→ Your instructions: Please return the full listing below without altering anything.
:::
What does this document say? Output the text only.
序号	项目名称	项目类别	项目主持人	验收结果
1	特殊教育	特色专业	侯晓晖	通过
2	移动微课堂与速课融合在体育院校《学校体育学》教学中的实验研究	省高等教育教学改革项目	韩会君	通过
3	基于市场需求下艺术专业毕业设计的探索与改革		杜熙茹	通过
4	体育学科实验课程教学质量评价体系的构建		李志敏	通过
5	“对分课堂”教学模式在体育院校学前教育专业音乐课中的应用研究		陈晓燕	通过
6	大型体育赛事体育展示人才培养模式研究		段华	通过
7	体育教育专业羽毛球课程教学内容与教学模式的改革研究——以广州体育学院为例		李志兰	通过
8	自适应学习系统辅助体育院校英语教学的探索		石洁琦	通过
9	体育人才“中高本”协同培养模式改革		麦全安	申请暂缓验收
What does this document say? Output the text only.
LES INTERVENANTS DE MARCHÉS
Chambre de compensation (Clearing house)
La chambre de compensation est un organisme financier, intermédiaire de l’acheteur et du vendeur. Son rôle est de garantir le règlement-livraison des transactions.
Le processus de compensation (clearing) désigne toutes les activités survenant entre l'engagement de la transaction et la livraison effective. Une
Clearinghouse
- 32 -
:::
→ Written solution:
What does this document say? Output the text only.
序号	项目名称	项目类别	项目主持人	验收结果
1	特殊教育	特色专业	侯晓晖	通过
2	移动微课堂与速课融合在体育院校《学校体育学》教学中的实验研究	省高等教育教学改革项目	韩会君	通过
3	基于市场需求下艺术专业毕业设计的探索与改革		杜熙茹	通过
4	体育学科实验课程教学质量评价体系的构建		李志敏	通过
5	“对分课堂”教学模式在体育院校学前教育专业音乐课中的应用研究		陈晓燕	通过
6	大型体育赛事体育展示人才培养模式研究		段华	通过
7	体育教育专业羽毛球课程教学内容与教学模式的改革研究——以广州体育学院为例		李志兰	通过
8	自适应学习系统辅助体育院校英语教学的探索		石洁琦	通过
9	体育人才“中高本”协同培养模式改革		麦全安	申请暂缓验收
What does this document say? Output the text only.
LES INTERVENANTS DE MARCHÉS
Chambre de compensation (Clearing house)
La chambre de compensation est un organisme financier, intermédiaire de l’acheteur et du vendeur. Son rôle est de garantir le règlement-livraison des transactions.
Le processus de compensation (clearing) désigne toutes les activités survenant entre l'engagement de la transaction et la livraison effective. Une
Clearinghouse
- 32 -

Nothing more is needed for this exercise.